**Stated problem**. Your task is to repeat the entries word for word while leaving out the pictures.
--- begin ---
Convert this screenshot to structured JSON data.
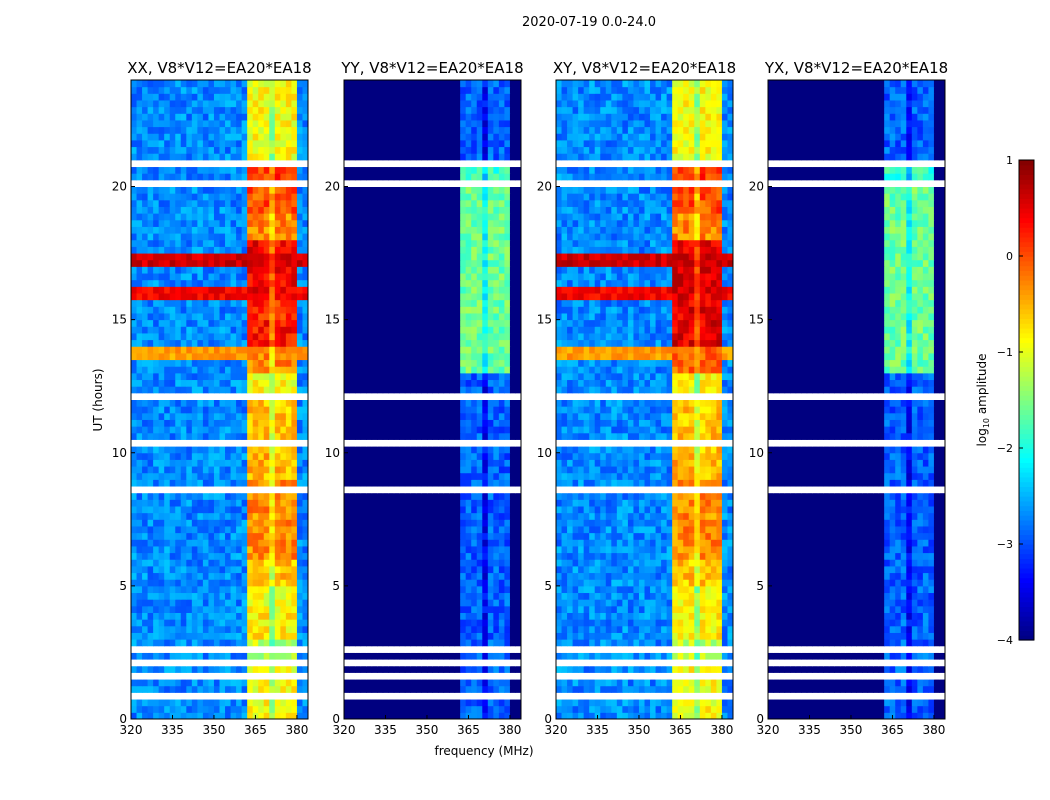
{
  "chart_data": {
    "type": "heatmap",
    "title": "2020-07-19 0.0-24.0",
    "xlabel": "frequency (MHz)",
    "ylabel": "UT (hours)",
    "xlim": [
      320,
      384
    ],
    "ylim": [
      0,
      24
    ],
    "xticks": [
      320,
      335,
      350,
      365,
      380
    ],
    "yticks": [
      0,
      5,
      10,
      15,
      20
    ],
    "colorbar": {
      "label": "log10 amplitude",
      "label_main": "log",
      "label_sub": "10",
      "label_rest": " amplitude",
      "range": [
        -4,
        1
      ],
      "ticks": [
        -4,
        -3,
        -2,
        -1,
        0,
        1
      ],
      "tick_labels": [
        "−4",
        "−3",
        "−2",
        "−1",
        "0",
        "1"
      ],
      "colormap": "jet"
    },
    "flagged_hours": [
      [
        0.85,
        0.95
      ],
      [
        1.25,
        1.35
      ],
      [
        1.6,
        1.68
      ],
      [
        2.05,
        2.3
      ],
      [
        2.6,
        2.68
      ],
      [
        3.0,
        3.06
      ],
      [
        3.4,
        3.46
      ],
      [
        3.9,
        3.96
      ],
      [
        4.45,
        4.62
      ],
      [
        7.0,
        7.06
      ],
      [
        7.5,
        7.56
      ],
      [
        8.55,
        8.65
      ],
      [
        9.75,
        9.85
      ],
      [
        10.3,
        10.5
      ],
      [
        10.9,
        11.1
      ],
      [
        12.0,
        12.2
      ],
      [
        13.2,
        13.26
      ],
      [
        14.0,
        14.06
      ],
      [
        17.7,
        17.78
      ],
      [
        18.2,
        18.26
      ],
      [
        19.0,
        19.06
      ],
      [
        20.1,
        20.25
      ],
      [
        20.8,
        20.88
      ],
      [
        21.05,
        21.12
      ],
      [
        22.0,
        22.06
      ],
      [
        22.4,
        22.46
      ]
    ],
    "channel_gaps_mhz": [
      366,
      371,
      376
    ],
    "band_mhz": [
      362,
      380
    ],
    "panels": [
      {
        "title": "XX, V8*V12=EA20*EA18",
        "background": -2.7,
        "band": -0.9,
        "hourly_offset": [
          0,
          0,
          -0.3,
          0.1,
          0,
          0.3,
          0.6,
          0.6,
          0.6,
          0.4,
          0.3,
          0.3,
          0,
          0.6,
          1.2,
          1.1,
          1.3,
          1.3,
          0.6,
          0.9,
          1.0,
          0,
          0,
          0
        ],
        "broadband_rfi_hours": [
          [
            13.3,
            13.9,
            -0.4
          ],
          [
            15.6,
            16.2,
            0.4
          ],
          [
            16.9,
            17.5,
            0.6
          ]
        ]
      },
      {
        "title": "YY, V8*V12=EA20*EA18",
        "background": -4.0,
        "band": -2.9,
        "hourly_offset": [
          0,
          0,
          0,
          0,
          0,
          0,
          0,
          0,
          0,
          0,
          0,
          0,
          0,
          1.3,
          1.3,
          1.3,
          1.3,
          1.3,
          1.3,
          1.3,
          1.0,
          0,
          0,
          0
        ],
        "broadband_rfi_hours": []
      },
      {
        "title": "XY, V8*V12=EA20*EA18",
        "background": -2.7,
        "band": -0.9,
        "hourly_offset": [
          0,
          0,
          -0.3,
          0.1,
          0,
          0.3,
          0.6,
          0.6,
          0.6,
          0.4,
          0.3,
          0.3,
          0,
          0.8,
          1.4,
          1.4,
          1.5,
          1.4,
          0.6,
          0.9,
          1.0,
          0,
          0,
          0
        ],
        "broadband_rfi_hours": [
          [
            13.3,
            13.9,
            -0.4
          ],
          [
            15.6,
            16.2,
            0.4
          ],
          [
            16.9,
            17.5,
            0.6
          ]
        ]
      },
      {
        "title": "YX, V8*V12=EA20*EA18",
        "background": -4.0,
        "band": -2.9,
        "hourly_offset": [
          0,
          0,
          0,
          0,
          0,
          0,
          0,
          0,
          0,
          0,
          0,
          0,
          0,
          1.3,
          1.3,
          1.3,
          1.3,
          1.3,
          1.3,
          1.3,
          1.0,
          0,
          0,
          0
        ],
        "broadband_rfi_hours": []
      }
    ]
  }
}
--- end ---
**Expected answer**.
Convert this screenshot to structured JSON data.
{
  "chart_data": {
    "type": "heatmap",
    "title": "2020-07-19 0.0-24.0",
    "xlabel": "frequency (MHz)",
    "ylabel": "UT (hours)",
    "xlim": [
      320,
      384
    ],
    "ylim": [
      0,
      24
    ],
    "xticks": [
      320,
      335,
      350,
      365,
      380
    ],
    "yticks": [
      0,
      5,
      10,
      15,
      20
    ],
    "colorbar": {
      "label": "log10 amplitude",
      "label_main": "log",
      "label_sub": "10",
      "label_rest": " amplitude",
      "range": [
        -4,
        1
      ],
      "ticks": [
        -4,
        -3,
        -2,
        -1,
        0,
        1
      ],
      "tick_labels": [
        "−4",
        "−3",
        "−2",
        "−1",
        "0",
        "1"
      ],
      "colormap": "jet"
    },
    "flagged_hours": [
      [
        0.85,
        0.95
      ],
      [
        1.25,
        1.35
      ],
      [
        1.6,
        1.68
      ],
      [
        2.05,
        2.3
      ],
      [
        2.6,
        2.68
      ],
      [
        3.0,
        3.06
      ],
      [
        3.4,
        3.46
      ],
      [
        3.9,
        3.96
      ],
      [
        4.45,
        4.62
      ],
      [
        7.0,
        7.06
      ],
      [
        7.5,
        7.56
      ],
      [
        8.55,
        8.65
      ],
      [
        9.75,
        9.85
      ],
      [
        10.3,
        10.5
      ],
      [
        10.9,
        11.1
      ],
      [
        12.0,
        12.2
      ],
      [
        13.2,
        13.26
      ],
      [
        14.0,
        14.06
      ],
      [
        17.7,
        17.78
      ],
      [
        18.2,
        18.26
      ],
      [
        19.0,
        19.06
      ],
      [
        20.1,
        20.25
      ],
      [
        20.8,
        20.88
      ],
      [
        21.05,
        21.12
      ],
      [
        22.0,
        22.06
      ],
      [
        22.4,
        22.46
      ]
    ],
    "channel_gaps_mhz": [
      366,
      371,
      376
    ],
    "band_mhz": [
      362,
      380
    ],
    "panels": [
      {
        "title": "XX, V8*V12=EA20*EA18",
        "background": -2.7,
        "band": -0.9,
        "hourly_offset": [
          0,
          0,
          -0.3,
          0.1,
          0,
          0.3,
          0.6,
          0.6,
          0.6,
          0.4,
          0.3,
          0.3,
          0,
          0.6,
          1.2,
          1.1,
          1.3,
          1.3,
          0.6,
          0.9,
          1.0,
          0,
          0,
          0
        ],
        "broadband_rfi_hours": [
          [
            13.3,
            13.9,
            -0.4
          ],
          [
            15.6,
            16.2,
            0.4
          ],
          [
            16.9,
            17.5,
            0.6
          ]
        ]
      },
      {
        "title": "YY, V8*V12=EA20*EA18",
        "background": -4.0,
        "band": -2.9,
        "hourly_offset": [
          0,
          0,
          0,
          0,
          0,
          0,
          0,
          0,
          0,
          0,
          0,
          0,
          0,
          1.3,
          1.3,
          1.3,
          1.3,
          1.3,
          1.3,
          1.3,
          1.0,
          0,
          0,
          0
        ],
        "broadband_rfi_hours": []
      },
      {
        "title": "XY, V8*V12=EA20*EA18",
        "background": -2.7,
        "band": -0.9,
        "hourly_offset": [
          0,
          0,
          -0.3,
          0.1,
          0,
          0.3,
          0.6,
          0.6,
          0.6,
          0.4,
          0.3,
          0.3,
          0,
          0.8,
          1.4,
          1.4,
          1.5,
          1.4,
          0.6,
          0.9,
          1.0,
          0,
          0,
          0
        ],
        "broadband_rfi_hours": [
          [
            13.3,
            13.9,
            -0.4
          ],
          [
            15.6,
            16.2,
            0.4
          ],
          [
            16.9,
            17.5,
            0.6
          ]
        ]
      },
      {
        "title": "YX, V8*V12=EA20*EA18",
        "background": -4.0,
        "band": -2.9,
        "hourly_offset": [
          0,
          0,
          0,
          0,
          0,
          0,
          0,
          0,
          0,
          0,
          0,
          0,
          0,
          1.3,
          1.3,
          1.3,
          1.3,
          1.3,
          1.3,
          1.3,
          1.0,
          0,
          0,
          0
        ],
        "broadband_rfi_hours": []
      }
    ]
  }
}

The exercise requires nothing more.